# START OF INFORMATION SHOWN

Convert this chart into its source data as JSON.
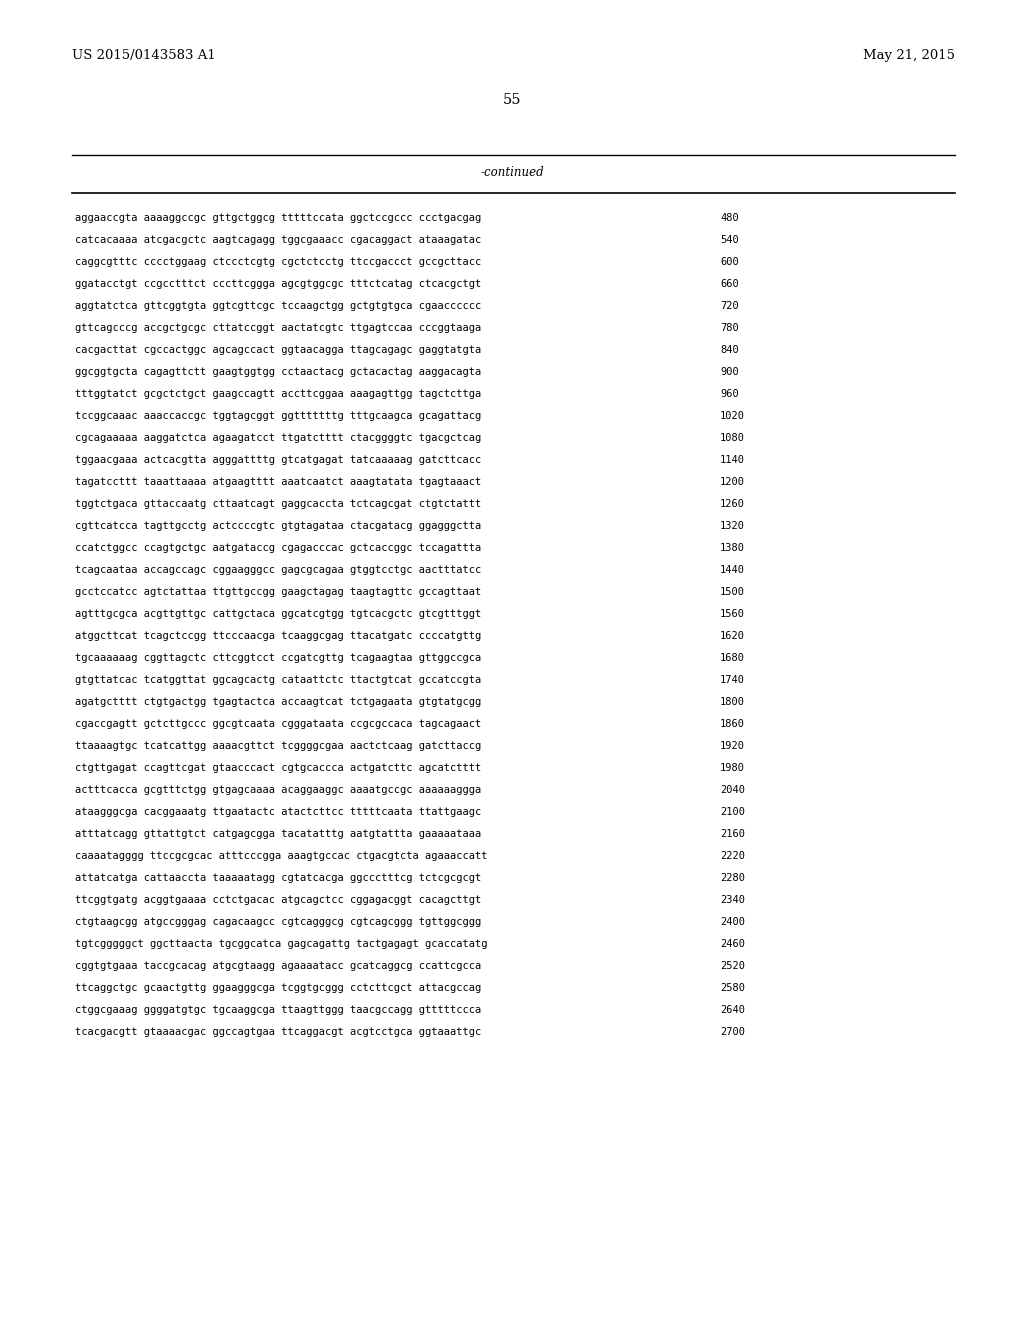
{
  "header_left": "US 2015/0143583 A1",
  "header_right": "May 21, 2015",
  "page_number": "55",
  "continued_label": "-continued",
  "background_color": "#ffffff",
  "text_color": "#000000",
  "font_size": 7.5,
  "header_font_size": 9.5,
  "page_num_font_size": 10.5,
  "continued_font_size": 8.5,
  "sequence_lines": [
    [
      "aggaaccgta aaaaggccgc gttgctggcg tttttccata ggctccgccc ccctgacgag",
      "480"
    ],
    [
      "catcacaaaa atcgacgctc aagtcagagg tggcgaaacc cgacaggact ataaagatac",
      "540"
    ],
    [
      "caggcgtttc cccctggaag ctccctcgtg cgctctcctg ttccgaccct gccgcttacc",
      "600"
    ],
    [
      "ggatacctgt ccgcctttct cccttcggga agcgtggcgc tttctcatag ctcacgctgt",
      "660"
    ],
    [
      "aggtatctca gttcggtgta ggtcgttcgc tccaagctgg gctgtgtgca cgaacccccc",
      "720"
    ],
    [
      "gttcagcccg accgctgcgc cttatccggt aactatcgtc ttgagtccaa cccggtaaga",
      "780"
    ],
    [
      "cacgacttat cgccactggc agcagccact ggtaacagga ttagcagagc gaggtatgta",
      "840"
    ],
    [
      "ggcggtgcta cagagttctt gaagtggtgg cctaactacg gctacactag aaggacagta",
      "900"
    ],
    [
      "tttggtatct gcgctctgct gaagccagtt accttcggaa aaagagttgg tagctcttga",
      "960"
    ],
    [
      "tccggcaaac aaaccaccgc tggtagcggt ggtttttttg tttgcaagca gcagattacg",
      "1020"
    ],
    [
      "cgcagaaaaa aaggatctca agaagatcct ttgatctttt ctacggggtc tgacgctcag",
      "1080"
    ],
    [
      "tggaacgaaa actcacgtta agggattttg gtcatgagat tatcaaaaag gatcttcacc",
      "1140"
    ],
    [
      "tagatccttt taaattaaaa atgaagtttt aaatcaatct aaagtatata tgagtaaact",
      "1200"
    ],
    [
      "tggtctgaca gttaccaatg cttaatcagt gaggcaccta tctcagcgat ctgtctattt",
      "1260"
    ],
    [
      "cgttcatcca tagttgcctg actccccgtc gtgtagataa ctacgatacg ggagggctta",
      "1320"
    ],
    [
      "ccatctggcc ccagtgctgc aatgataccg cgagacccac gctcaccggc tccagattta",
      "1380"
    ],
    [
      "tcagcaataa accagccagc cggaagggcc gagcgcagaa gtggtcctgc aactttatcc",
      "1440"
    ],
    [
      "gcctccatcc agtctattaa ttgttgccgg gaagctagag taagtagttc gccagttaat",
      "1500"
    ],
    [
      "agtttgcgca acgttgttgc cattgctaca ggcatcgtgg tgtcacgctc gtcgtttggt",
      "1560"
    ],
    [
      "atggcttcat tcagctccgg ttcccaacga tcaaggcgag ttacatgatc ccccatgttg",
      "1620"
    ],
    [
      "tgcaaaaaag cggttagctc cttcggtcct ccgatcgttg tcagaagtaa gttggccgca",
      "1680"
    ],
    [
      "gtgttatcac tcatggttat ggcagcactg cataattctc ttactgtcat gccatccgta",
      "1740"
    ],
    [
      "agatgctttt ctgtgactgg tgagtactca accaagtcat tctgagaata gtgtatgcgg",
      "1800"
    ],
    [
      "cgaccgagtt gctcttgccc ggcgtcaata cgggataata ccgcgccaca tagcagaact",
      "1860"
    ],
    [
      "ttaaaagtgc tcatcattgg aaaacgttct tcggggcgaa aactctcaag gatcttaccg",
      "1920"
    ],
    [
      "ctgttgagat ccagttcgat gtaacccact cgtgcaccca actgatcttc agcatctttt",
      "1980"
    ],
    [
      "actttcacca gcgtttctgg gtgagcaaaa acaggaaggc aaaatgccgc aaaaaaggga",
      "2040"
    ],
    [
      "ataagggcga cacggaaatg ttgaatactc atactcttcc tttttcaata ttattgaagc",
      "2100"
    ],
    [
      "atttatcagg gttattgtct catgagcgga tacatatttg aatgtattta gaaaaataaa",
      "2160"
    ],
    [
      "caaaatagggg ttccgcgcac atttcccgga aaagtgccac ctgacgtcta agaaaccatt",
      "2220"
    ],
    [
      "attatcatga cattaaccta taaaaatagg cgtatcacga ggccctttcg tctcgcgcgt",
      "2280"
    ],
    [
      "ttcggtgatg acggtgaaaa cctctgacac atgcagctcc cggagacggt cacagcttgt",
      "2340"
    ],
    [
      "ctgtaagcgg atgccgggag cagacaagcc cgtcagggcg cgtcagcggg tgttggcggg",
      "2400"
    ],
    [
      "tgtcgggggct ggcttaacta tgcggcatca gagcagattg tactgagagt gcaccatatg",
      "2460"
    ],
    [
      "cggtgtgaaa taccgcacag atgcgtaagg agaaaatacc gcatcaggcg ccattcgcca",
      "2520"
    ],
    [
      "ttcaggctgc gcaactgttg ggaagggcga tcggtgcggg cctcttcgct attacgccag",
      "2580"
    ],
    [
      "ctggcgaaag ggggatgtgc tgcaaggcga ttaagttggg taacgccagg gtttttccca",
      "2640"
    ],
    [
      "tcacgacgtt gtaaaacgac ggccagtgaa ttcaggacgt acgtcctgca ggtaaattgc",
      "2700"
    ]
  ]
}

# END OF INFORMATION SHOWN

**PROBLEM DESCRIPTION:**
The records above must be transcribed exactly. Pictures are left out of the copy.

**SOLUTION FOR THIS TASK:**
Convert this chart into its source data as JSON.
{
  "header_left": "US 2015/0143583 A1",
  "header_right": "May 21, 2015",
  "page_number": "55",
  "continued_label": "-continued",
  "background_color": "#ffffff",
  "text_color": "#000000",
  "font_size": 7.5,
  "header_font_size": 9.5,
  "page_num_font_size": 10.5,
  "continued_font_size": 8.5,
  "sequence_lines": [
    [
      "aggaaccgta aaaaggccgc gttgctggcg tttttccata ggctccgccc ccctgacgag",
      "480"
    ],
    [
      "catcacaaaa atcgacgctc aagtcagagg tggcgaaacc cgacaggact ataaagatac",
      "540"
    ],
    [
      "caggcgtttc cccctggaag ctccctcgtg cgctctcctg ttccgaccct gccgcttacc",
      "600"
    ],
    [
      "ggatacctgt ccgcctttct cccttcggga agcgtggcgc tttctcatag ctcacgctgt",
      "660"
    ],
    [
      "aggtatctca gttcggtgta ggtcgttcgc tccaagctgg gctgtgtgca cgaacccccc",
      "720"
    ],
    [
      "gttcagcccg accgctgcgc cttatccggt aactatcgtc ttgagtccaa cccggtaaga",
      "780"
    ],
    [
      "cacgacttat cgccactggc agcagccact ggtaacagga ttagcagagc gaggtatgta",
      "840"
    ],
    [
      "ggcggtgcta cagagttctt gaagtggtgg cctaactacg gctacactag aaggacagta",
      "900"
    ],
    [
      "tttggtatct gcgctctgct gaagccagtt accttcggaa aaagagttgg tagctcttga",
      "960"
    ],
    [
      "tccggcaaac aaaccaccgc tggtagcggt ggtttttttg tttgcaagca gcagattacg",
      "1020"
    ],
    [
      "cgcagaaaaa aaggatctca agaagatcct ttgatctttt ctacggggtc tgacgctcag",
      "1080"
    ],
    [
      "tggaacgaaa actcacgtta agggattttg gtcatgagat tatcaaaaag gatcttcacc",
      "1140"
    ],
    [
      "tagatccttt taaattaaaa atgaagtttt aaatcaatct aaagtatata tgagtaaact",
      "1200"
    ],
    [
      "tggtctgaca gttaccaatg cttaatcagt gaggcaccta tctcagcgat ctgtctattt",
      "1260"
    ],
    [
      "cgttcatcca tagttgcctg actccccgtc gtgtagataa ctacgatacg ggagggctta",
      "1320"
    ],
    [
      "ccatctggcc ccagtgctgc aatgataccg cgagacccac gctcaccggc tccagattta",
      "1380"
    ],
    [
      "tcagcaataa accagccagc cggaagggcc gagcgcagaa gtggtcctgc aactttatcc",
      "1440"
    ],
    [
      "gcctccatcc agtctattaa ttgttgccgg gaagctagag taagtagttc gccagttaat",
      "1500"
    ],
    [
      "agtttgcgca acgttgttgc cattgctaca ggcatcgtgg tgtcacgctc gtcgtttggt",
      "1560"
    ],
    [
      "atggcttcat tcagctccgg ttcccaacga tcaaggcgag ttacatgatc ccccatgttg",
      "1620"
    ],
    [
      "tgcaaaaaag cggttagctc cttcggtcct ccgatcgttg tcagaagtaa gttggccgca",
      "1680"
    ],
    [
      "gtgttatcac tcatggttat ggcagcactg cataattctc ttactgtcat gccatccgta",
      "1740"
    ],
    [
      "agatgctttt ctgtgactgg tgagtactca accaagtcat tctgagaata gtgtatgcgg",
      "1800"
    ],
    [
      "cgaccgagtt gctcttgccc ggcgtcaata cgggataata ccgcgccaca tagcagaact",
      "1860"
    ],
    [
      "ttaaaagtgc tcatcattgg aaaacgttct tcggggcgaa aactctcaag gatcttaccg",
      "1920"
    ],
    [
      "ctgttgagat ccagttcgat gtaacccact cgtgcaccca actgatcttc agcatctttt",
      "1980"
    ],
    [
      "actttcacca gcgtttctgg gtgagcaaaa acaggaaggc aaaatgccgc aaaaaaggga",
      "2040"
    ],
    [
      "ataagggcga cacggaaatg ttgaatactc atactcttcc tttttcaata ttattgaagc",
      "2100"
    ],
    [
      "atttatcagg gttattgtct catgagcgga tacatatttg aatgtattta gaaaaataaa",
      "2160"
    ],
    [
      "caaaatagggg ttccgcgcac atttcccgga aaagtgccac ctgacgtcta agaaaccatt",
      "2220"
    ],
    [
      "attatcatga cattaaccta taaaaatagg cgtatcacga ggccctttcg tctcgcgcgt",
      "2280"
    ],
    [
      "ttcggtgatg acggtgaaaa cctctgacac atgcagctcc cggagacggt cacagcttgt",
      "2340"
    ],
    [
      "ctgtaagcgg atgccgggag cagacaagcc cgtcagggcg cgtcagcggg tgttggcggg",
      "2400"
    ],
    [
      "tgtcgggggct ggcttaacta tgcggcatca gagcagattg tactgagagt gcaccatatg",
      "2460"
    ],
    [
      "cggtgtgaaa taccgcacag atgcgtaagg agaaaatacc gcatcaggcg ccattcgcca",
      "2520"
    ],
    [
      "ttcaggctgc gcaactgttg ggaagggcga tcggtgcggg cctcttcgct attacgccag",
      "2580"
    ],
    [
      "ctggcgaaag ggggatgtgc tgcaaggcga ttaagttggg taacgccagg gtttttccca",
      "2640"
    ],
    [
      "tcacgacgtt gtaaaacgac ggccagtgaa ttcaggacgt acgtcctgca ggtaaattgc",
      "2700"
    ]
  ]
}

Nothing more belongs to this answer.